◆ Extracted data:
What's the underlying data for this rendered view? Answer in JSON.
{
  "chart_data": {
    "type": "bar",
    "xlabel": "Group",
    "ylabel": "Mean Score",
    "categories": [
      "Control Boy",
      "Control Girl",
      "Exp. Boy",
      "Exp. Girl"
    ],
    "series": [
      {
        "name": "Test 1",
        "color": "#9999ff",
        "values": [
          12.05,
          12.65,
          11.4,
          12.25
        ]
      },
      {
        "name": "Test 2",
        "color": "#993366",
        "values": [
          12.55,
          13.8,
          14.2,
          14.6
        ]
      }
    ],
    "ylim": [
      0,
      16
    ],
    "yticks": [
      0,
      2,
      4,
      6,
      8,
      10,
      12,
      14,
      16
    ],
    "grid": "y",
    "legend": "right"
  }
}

---

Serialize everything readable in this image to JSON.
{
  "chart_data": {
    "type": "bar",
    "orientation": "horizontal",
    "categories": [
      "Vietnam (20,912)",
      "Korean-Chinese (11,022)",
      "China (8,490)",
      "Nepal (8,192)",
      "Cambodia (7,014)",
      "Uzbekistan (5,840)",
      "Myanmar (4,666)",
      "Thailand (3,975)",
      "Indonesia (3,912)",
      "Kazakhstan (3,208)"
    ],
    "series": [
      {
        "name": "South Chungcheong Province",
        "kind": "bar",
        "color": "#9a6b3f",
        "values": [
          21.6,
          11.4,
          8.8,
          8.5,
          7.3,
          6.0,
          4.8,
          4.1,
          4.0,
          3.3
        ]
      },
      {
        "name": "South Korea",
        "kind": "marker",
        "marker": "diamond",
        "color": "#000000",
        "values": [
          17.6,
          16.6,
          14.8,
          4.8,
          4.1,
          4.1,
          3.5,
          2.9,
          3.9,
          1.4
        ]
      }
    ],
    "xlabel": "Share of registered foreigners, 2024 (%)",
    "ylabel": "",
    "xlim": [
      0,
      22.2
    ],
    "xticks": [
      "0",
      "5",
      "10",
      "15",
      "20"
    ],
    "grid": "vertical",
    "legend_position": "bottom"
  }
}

◆ Your task: Scan the material above. Extract every line in which the word "color" occurs.

◆ Answer for this exercise:
        "color": "#9999ff",
        "color": "#993366",
        "color": "#9a6b3f",
        "color": "#000000",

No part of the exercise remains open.